- [OBJECTIVE] Copy out every line that contains the word "people".
____ LISTING
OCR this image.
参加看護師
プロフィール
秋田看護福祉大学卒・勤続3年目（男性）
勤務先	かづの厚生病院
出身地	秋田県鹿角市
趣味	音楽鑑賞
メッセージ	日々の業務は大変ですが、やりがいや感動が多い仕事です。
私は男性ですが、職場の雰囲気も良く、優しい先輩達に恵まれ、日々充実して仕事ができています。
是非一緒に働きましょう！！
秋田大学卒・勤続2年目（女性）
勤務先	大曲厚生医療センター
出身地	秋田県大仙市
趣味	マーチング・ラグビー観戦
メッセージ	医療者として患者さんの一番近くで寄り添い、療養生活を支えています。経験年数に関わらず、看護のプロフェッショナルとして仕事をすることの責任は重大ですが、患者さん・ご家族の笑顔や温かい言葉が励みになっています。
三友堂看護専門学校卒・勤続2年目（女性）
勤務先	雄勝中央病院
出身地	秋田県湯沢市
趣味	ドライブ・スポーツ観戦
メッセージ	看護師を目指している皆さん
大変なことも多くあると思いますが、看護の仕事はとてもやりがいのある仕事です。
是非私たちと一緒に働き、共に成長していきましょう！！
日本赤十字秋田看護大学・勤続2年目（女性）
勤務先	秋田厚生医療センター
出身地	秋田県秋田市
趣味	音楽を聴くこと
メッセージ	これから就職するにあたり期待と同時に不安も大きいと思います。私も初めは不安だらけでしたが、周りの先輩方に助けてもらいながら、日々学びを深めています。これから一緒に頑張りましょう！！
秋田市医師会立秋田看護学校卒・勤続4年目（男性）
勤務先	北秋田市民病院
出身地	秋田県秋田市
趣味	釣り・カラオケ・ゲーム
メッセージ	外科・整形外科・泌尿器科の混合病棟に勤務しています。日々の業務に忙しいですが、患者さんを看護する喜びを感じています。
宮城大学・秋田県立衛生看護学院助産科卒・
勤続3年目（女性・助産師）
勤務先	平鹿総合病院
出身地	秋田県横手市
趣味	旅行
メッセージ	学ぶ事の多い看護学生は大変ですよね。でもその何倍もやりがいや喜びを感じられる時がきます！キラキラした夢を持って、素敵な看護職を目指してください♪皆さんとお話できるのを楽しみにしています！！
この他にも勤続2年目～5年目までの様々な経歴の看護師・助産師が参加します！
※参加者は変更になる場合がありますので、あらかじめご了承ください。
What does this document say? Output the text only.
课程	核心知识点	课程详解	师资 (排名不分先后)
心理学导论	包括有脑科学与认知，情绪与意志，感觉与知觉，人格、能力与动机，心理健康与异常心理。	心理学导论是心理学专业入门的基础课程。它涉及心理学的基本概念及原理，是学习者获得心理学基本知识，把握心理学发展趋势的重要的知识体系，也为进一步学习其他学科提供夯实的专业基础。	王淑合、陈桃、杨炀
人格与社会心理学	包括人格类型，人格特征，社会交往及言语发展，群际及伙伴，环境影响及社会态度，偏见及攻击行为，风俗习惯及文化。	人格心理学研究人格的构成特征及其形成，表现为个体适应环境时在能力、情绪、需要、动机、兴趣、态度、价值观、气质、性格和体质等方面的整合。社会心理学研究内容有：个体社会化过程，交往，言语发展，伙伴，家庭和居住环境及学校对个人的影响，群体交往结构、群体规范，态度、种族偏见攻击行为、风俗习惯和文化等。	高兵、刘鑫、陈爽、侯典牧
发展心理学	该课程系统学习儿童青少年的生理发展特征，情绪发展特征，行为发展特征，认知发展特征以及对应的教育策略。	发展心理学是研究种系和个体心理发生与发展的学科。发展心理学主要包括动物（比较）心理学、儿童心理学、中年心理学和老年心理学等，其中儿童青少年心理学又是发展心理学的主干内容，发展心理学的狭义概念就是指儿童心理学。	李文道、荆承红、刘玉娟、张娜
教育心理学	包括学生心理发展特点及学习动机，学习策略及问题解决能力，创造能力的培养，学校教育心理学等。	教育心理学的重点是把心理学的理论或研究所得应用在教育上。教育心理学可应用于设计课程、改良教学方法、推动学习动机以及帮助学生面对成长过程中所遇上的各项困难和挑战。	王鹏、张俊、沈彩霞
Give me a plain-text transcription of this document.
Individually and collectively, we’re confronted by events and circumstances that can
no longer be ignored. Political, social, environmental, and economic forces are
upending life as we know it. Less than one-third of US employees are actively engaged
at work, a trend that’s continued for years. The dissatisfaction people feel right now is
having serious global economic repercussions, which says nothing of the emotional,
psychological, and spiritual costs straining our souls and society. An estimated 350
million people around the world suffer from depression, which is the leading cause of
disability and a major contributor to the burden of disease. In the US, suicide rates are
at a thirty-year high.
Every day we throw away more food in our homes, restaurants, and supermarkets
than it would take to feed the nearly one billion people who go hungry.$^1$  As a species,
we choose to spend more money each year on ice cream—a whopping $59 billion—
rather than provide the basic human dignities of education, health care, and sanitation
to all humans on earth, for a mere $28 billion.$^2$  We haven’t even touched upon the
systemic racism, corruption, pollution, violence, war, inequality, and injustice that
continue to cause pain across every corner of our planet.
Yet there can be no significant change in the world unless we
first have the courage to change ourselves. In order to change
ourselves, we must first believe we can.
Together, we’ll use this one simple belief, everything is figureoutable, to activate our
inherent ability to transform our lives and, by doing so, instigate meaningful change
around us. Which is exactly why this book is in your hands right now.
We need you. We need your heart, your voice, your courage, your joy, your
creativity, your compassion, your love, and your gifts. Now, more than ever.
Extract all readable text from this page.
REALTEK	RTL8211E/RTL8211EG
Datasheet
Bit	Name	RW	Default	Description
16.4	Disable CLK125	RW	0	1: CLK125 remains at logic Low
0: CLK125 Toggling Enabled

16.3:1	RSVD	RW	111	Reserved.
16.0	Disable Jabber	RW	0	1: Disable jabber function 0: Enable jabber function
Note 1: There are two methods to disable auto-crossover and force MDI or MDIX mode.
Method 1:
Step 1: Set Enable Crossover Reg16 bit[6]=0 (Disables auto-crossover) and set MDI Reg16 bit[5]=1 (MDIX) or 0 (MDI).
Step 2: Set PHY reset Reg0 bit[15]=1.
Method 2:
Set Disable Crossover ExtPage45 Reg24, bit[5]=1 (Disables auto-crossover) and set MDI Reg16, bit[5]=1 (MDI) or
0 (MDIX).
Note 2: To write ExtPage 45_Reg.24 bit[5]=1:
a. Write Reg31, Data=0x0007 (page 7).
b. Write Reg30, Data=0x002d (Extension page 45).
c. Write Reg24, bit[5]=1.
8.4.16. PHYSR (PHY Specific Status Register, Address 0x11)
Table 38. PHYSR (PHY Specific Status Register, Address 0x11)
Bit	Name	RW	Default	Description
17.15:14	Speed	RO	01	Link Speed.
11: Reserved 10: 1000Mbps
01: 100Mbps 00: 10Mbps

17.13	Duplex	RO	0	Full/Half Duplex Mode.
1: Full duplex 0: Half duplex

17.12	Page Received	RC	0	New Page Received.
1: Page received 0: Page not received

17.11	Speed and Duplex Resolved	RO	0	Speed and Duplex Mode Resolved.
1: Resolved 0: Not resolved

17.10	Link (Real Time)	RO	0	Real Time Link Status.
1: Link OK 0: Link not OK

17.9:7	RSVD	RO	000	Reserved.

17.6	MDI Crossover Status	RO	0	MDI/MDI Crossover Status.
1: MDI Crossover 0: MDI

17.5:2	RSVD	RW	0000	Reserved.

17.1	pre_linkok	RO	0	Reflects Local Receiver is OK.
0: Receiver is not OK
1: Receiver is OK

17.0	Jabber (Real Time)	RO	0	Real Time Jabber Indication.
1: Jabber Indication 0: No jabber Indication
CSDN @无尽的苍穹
________
- [RESPONSE TO THE TASK]
at work, a trend that’s continued for years. The dissatisfaction people feel right now is
million people around the world suffer from depression, which is the leading cause of
than it would take to feed the nearly one billion people who go hungry.$^1$  As a species,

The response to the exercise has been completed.